■ TASK INPUTS
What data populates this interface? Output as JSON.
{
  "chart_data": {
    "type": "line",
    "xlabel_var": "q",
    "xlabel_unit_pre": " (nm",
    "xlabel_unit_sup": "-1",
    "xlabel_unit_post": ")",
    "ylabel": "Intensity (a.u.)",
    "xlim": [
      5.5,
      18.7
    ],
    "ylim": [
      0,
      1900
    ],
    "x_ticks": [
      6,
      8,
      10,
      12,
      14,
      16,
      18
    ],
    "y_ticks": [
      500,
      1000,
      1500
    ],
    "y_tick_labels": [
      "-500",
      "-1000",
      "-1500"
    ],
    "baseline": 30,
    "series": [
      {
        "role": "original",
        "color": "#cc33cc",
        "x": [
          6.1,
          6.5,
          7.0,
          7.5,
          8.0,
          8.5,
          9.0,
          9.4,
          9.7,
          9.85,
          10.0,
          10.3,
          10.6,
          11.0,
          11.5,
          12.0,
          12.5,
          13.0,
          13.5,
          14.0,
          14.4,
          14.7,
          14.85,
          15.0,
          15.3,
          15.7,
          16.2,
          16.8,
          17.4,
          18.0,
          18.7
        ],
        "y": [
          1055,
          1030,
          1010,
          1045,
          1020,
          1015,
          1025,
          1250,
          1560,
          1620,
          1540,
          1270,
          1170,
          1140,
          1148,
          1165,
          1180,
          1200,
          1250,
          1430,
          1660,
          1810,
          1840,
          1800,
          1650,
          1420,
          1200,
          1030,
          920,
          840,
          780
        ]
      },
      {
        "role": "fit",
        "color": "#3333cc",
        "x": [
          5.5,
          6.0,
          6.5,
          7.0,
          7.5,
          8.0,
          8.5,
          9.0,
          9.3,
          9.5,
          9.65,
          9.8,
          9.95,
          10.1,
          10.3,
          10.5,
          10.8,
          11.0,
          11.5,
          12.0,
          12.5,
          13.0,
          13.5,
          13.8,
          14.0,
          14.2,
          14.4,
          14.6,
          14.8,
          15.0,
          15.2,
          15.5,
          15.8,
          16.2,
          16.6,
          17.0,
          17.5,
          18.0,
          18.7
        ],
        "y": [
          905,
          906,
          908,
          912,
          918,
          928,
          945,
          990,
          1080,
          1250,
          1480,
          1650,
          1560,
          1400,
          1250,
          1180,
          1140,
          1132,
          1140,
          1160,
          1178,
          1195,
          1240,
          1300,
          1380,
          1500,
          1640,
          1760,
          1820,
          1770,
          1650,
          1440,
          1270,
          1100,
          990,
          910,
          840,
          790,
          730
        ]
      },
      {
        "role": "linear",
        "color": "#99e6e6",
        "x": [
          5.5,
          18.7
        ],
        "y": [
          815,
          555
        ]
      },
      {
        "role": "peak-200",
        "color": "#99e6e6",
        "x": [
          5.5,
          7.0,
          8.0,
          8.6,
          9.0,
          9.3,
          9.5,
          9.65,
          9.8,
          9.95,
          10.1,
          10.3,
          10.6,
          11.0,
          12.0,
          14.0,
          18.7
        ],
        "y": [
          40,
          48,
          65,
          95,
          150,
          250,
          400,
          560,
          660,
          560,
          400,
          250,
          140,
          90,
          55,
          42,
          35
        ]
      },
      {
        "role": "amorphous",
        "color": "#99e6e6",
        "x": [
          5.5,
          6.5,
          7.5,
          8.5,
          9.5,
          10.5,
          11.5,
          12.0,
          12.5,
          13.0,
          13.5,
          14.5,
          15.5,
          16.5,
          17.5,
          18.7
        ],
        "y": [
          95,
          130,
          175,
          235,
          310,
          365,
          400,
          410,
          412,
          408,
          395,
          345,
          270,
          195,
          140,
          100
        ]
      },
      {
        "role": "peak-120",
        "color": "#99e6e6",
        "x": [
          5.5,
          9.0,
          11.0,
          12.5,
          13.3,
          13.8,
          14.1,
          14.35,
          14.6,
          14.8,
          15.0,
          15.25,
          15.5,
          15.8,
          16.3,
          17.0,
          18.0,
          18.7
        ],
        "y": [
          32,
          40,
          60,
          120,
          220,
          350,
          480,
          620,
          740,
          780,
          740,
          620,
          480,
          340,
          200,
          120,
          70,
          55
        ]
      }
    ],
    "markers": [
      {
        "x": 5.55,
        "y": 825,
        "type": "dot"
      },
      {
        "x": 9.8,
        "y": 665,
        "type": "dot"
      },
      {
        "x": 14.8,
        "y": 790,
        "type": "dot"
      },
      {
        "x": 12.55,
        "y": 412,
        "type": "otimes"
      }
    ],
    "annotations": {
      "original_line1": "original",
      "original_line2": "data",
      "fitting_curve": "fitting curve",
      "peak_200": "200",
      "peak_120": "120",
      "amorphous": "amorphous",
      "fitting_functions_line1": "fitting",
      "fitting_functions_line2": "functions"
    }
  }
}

■ YOUR OBJECTIVE
Exactly reproduce all of the entries above.

■ SOLUTION TO THE EXERCISE
What data populates this interface? Output as JSON.
{
  "chart_data": {
    "type": "line",
    "xlabel_var": "q",
    "xlabel_unit_pre": " (nm",
    "xlabel_unit_sup": "-1",
    "xlabel_unit_post": ")",
    "ylabel": "Intensity (a.u.)",
    "xlim": [
      5.5,
      18.7
    ],
    "ylim": [
      0,
      1900
    ],
    "x_ticks": [
      6,
      8,
      10,
      12,
      14,
      16,
      18
    ],
    "y_ticks": [
      500,
      1000,
      1500
    ],
    "y_tick_labels": [
      "-500",
      "-1000",
      "-1500"
    ],
    "baseline": 30,
    "series": [
      {
        "role": "original",
        "color": "#cc33cc",
        "x": [
          6.1,
          6.5,
          7.0,
          7.5,
          8.0,
          8.5,
          9.0,
          9.4,
          9.7,
          9.85,
          10.0,
          10.3,
          10.6,
          11.0,
          11.5,
          12.0,
          12.5,
          13.0,
          13.5,
          14.0,
          14.4,
          14.7,
          14.85,
          15.0,
          15.3,
          15.7,
          16.2,
          16.8,
          17.4,
          18.0,
          18.7
        ],
        "y": [
          1055,
          1030,
          1010,
          1045,
          1020,
          1015,
          1025,
          1250,
          1560,
          1620,
          1540,
          1270,
          1170,
          1140,
          1148,
          1165,
          1180,
          1200,
          1250,
          1430,
          1660,
          1810,
          1840,
          1800,
          1650,
          1420,
          1200,
          1030,
          920,
          840,
          780
        ]
      },
      {
        "role": "fit",
        "color": "#3333cc",
        "x": [
          5.5,
          6.0,
          6.5,
          7.0,
          7.5,
          8.0,
          8.5,
          9.0,
          9.3,
          9.5,
          9.65,
          9.8,
          9.95,
          10.1,
          10.3,
          10.5,
          10.8,
          11.0,
          11.5,
          12.0,
          12.5,
          13.0,
          13.5,
          13.8,
          14.0,
          14.2,
          14.4,
          14.6,
          14.8,
          15.0,
          15.2,
          15.5,
          15.8,
          16.2,
          16.6,
          17.0,
          17.5,
          18.0,
          18.7
        ],
        "y": [
          905,
          906,
          908,
          912,
          918,
          928,
          945,
          990,
          1080,
          1250,
          1480,
          1650,
          1560,
          1400,
          1250,
          1180,
          1140,
          1132,
          1140,
          1160,
          1178,
          1195,
          1240,
          1300,
          1380,
          1500,
          1640,
          1760,
          1820,
          1770,
          1650,
          1440,
          1270,
          1100,
          990,
          910,
          840,
          790,
          730
        ]
      },
      {
        "role": "linear",
        "color": "#99e6e6",
        "x": [
          5.5,
          18.7
        ],
        "y": [
          815,
          555
        ]
      },
      {
        "role": "peak-200",
        "color": "#99e6e6",
        "x": [
          5.5,
          7.0,
          8.0,
          8.6,
          9.0,
          9.3,
          9.5,
          9.65,
          9.8,
          9.95,
          10.1,
          10.3,
          10.6,
          11.0,
          12.0,
          14.0,
          18.7
        ],
        "y": [
          40,
          48,
          65,
          95,
          150,
          250,
          400,
          560,
          660,
          560,
          400,
          250,
          140,
          90,
          55,
          42,
          35
        ]
      },
      {
        "role": "amorphous",
        "color": "#99e6e6",
        "x": [
          5.5,
          6.5,
          7.5,
          8.5,
          9.5,
          10.5,
          11.5,
          12.0,
          12.5,
          13.0,
          13.5,
          14.5,
          15.5,
          16.5,
          17.5,
          18.7
        ],
        "y": [
          95,
          130,
          175,
          235,
          310,
          365,
          400,
          410,
          412,
          408,
          395,
          345,
          270,
          195,
          140,
          100
        ]
      },
      {
        "role": "peak-120",
        "color": "#99e6e6",
        "x": [
          5.5,
          9.0,
          11.0,
          12.5,
          13.3,
          13.8,
          14.1,
          14.35,
          14.6,
          14.8,
          15.0,
          15.25,
          15.5,
          15.8,
          16.3,
          17.0,
          18.0,
          18.7
        ],
        "y": [
          32,
          40,
          60,
          120,
          220,
          350,
          480,
          620,
          740,
          780,
          740,
          620,
          480,
          340,
          200,
          120,
          70,
          55
        ]
      }
    ],
    "markers": [
      {
        "x": 5.55,
        "y": 825,
        "type": "dot"
      },
      {
        "x": 9.8,
        "y": 665,
        "type": "dot"
      },
      {
        "x": 14.8,
        "y": 790,
        "type": "dot"
      },
      {
        "x": 12.55,
        "y": 412,
        "type": "otimes"
      }
    ],
    "annotations": {
      "original_line1": "original",
      "original_line2": "data",
      "fitting_curve": "fitting curve",
      "peak_200": "200",
      "peak_120": "120",
      "amorphous": "amorphous",
      "fitting_functions_line1": "fitting",
      "fitting_functions_line2": "functions"
    }
  }
}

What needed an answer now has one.